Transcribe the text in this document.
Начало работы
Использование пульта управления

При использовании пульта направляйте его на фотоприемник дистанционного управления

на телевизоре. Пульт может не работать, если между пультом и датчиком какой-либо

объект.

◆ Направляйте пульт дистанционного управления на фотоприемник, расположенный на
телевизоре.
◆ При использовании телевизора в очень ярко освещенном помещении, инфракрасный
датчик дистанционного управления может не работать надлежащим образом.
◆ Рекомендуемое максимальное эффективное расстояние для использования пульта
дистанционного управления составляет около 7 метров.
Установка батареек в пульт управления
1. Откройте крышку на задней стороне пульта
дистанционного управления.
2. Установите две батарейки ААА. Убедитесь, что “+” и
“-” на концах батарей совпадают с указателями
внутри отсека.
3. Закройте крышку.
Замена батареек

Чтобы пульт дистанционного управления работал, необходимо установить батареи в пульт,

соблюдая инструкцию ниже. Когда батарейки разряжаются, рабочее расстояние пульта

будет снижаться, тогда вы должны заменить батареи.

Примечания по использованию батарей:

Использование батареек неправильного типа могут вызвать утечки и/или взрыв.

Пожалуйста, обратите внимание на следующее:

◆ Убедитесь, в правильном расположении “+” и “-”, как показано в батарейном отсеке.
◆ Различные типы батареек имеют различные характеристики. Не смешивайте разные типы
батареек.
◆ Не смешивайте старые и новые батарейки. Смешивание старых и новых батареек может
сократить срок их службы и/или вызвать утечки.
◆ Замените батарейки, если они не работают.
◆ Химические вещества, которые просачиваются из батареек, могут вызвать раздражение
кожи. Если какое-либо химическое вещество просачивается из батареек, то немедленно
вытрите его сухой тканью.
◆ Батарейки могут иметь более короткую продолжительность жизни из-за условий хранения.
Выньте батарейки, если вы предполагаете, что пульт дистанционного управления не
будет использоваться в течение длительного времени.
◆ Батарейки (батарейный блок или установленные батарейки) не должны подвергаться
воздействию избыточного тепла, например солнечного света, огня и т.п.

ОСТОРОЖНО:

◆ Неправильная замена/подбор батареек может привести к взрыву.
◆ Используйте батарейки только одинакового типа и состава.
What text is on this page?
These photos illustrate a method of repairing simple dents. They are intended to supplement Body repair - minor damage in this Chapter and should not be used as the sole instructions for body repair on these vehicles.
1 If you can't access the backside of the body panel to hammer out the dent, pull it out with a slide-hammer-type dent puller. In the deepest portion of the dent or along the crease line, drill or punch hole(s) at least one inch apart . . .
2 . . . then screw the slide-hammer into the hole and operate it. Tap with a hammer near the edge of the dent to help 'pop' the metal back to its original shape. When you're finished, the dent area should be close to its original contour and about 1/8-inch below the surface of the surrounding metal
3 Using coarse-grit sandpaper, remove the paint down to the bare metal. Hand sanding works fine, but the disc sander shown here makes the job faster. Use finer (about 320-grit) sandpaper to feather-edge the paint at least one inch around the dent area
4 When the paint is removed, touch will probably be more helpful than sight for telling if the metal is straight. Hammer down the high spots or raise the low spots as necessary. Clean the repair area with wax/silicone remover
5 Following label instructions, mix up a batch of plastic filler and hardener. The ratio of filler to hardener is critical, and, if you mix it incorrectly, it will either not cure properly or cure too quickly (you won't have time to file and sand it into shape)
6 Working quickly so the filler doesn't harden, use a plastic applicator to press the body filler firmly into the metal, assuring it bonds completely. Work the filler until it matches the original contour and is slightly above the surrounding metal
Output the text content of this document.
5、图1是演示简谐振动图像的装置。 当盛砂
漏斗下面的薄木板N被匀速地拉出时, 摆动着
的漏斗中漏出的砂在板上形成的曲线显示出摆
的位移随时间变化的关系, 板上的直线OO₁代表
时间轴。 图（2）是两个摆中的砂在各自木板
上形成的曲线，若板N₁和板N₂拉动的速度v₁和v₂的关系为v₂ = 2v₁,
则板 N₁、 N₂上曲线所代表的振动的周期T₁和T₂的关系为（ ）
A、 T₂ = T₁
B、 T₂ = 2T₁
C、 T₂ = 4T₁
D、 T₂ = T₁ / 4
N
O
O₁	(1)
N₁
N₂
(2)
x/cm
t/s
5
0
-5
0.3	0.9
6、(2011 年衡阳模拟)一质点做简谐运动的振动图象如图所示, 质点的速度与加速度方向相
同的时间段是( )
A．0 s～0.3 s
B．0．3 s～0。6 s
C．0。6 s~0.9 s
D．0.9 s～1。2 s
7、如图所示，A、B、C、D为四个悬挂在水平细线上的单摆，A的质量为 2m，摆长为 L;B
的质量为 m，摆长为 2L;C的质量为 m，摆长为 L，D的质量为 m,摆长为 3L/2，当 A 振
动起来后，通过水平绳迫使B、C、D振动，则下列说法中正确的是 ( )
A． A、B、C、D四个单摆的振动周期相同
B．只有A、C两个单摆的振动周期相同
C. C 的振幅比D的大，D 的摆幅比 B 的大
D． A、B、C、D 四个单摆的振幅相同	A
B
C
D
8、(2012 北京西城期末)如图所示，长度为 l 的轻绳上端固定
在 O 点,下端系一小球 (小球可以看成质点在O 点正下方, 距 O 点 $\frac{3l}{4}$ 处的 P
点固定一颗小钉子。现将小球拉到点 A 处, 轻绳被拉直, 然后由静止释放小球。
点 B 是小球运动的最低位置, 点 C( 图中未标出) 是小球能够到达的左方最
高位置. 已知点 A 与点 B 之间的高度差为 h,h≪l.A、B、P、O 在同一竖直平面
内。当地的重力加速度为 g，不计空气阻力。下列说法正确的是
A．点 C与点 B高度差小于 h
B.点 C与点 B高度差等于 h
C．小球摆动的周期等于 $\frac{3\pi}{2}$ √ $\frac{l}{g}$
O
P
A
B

#### [Directions]
Show the lines of the material that contain the word "дистанционного".

#### [Response to the exercise]
При использовании пульта направляйте его на фотоприемник дистанционного управления
◆ Направляйте пульт дистанционного управления на фотоприемник, расположенный на
датчик дистанционного управления может не работать надлежащим образом.
дистанционного управления составляет около 7 метров.
дистанционного управления.
Чтобы пульт дистанционного управления работал, необходимо установить батареи в пульт,
Выньте батарейки, если вы предполагаете, что пульт дистанционного управления не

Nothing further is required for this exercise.